▶ Problem details:
Find each line containing the string "name". Copy it.

▶ Dataset rows about figures:
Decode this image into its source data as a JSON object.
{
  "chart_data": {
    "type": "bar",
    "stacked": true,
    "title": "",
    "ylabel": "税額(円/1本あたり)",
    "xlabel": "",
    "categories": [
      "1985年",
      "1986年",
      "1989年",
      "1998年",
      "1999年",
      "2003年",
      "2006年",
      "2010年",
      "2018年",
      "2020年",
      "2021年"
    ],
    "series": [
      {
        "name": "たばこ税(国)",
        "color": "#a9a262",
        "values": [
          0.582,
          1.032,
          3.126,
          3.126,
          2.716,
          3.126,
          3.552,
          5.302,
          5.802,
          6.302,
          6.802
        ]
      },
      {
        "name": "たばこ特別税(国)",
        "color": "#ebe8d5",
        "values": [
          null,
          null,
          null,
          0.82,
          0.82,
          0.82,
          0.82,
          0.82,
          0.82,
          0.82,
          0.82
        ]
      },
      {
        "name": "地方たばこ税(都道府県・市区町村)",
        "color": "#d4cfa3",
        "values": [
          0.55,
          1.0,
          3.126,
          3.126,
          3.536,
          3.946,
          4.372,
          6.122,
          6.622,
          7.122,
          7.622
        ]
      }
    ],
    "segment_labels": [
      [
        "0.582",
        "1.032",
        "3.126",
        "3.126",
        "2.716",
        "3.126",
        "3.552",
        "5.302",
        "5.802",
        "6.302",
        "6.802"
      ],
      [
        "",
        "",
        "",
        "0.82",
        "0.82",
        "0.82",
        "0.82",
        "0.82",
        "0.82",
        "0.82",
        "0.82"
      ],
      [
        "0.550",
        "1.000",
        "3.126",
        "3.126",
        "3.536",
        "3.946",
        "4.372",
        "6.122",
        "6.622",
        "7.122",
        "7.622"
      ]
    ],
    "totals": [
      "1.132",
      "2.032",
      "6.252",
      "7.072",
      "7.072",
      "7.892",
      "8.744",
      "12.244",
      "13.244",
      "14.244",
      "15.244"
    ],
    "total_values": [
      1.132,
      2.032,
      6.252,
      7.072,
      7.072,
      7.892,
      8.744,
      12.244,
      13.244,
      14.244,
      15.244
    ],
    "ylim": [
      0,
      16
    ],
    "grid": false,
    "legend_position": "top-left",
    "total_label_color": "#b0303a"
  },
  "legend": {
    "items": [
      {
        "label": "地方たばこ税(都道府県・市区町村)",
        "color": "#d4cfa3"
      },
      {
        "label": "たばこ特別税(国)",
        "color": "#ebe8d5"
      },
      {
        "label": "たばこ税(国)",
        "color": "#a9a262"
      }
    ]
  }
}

▶ Response for this exercise:
        "name": "たばこ税(国)",
        "name": "たばこ特別税(国)",
        "name": "地方たばこ税(都道府県・市区町村)",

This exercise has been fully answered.